What you are asked to do — Would you work out how many of the lines below hold "which" and reply with nothing but the number?

== Supplied records

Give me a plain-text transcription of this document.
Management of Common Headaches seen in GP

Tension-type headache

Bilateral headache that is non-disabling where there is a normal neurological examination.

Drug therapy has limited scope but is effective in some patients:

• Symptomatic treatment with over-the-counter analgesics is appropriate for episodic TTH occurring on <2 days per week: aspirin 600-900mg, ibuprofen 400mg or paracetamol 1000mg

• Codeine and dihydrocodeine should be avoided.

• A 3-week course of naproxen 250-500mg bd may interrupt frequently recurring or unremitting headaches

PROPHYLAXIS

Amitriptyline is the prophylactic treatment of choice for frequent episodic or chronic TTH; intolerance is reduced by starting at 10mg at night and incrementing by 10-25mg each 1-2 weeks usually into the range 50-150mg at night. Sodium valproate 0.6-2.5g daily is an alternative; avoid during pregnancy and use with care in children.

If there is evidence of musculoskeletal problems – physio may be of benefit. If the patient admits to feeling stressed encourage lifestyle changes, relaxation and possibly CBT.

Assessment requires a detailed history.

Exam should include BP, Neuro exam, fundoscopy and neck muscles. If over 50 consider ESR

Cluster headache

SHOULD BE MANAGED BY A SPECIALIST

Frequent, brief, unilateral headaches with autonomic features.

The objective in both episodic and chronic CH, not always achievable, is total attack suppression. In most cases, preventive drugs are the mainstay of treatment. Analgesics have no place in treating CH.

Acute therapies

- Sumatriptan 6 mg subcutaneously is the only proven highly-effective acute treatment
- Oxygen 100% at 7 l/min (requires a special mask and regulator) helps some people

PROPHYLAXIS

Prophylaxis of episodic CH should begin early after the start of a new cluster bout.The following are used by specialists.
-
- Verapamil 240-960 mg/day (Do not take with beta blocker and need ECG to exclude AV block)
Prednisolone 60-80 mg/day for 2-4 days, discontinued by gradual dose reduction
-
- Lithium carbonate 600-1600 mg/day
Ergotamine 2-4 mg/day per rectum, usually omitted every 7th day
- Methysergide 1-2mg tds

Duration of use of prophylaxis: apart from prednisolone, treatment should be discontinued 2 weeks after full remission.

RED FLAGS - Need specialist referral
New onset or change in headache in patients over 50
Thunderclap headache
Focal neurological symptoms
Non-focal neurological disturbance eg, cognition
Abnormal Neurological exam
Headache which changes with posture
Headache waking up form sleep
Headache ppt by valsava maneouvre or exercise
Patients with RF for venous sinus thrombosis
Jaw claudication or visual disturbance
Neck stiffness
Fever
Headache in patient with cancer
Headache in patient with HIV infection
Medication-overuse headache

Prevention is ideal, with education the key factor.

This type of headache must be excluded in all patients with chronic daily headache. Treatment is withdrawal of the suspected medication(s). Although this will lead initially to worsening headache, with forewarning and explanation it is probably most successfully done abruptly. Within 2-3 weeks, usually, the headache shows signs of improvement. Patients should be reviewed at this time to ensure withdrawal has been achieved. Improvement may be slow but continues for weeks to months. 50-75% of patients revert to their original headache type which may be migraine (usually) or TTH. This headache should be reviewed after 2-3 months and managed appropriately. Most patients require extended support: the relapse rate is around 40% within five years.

====

Response to the exercise — 2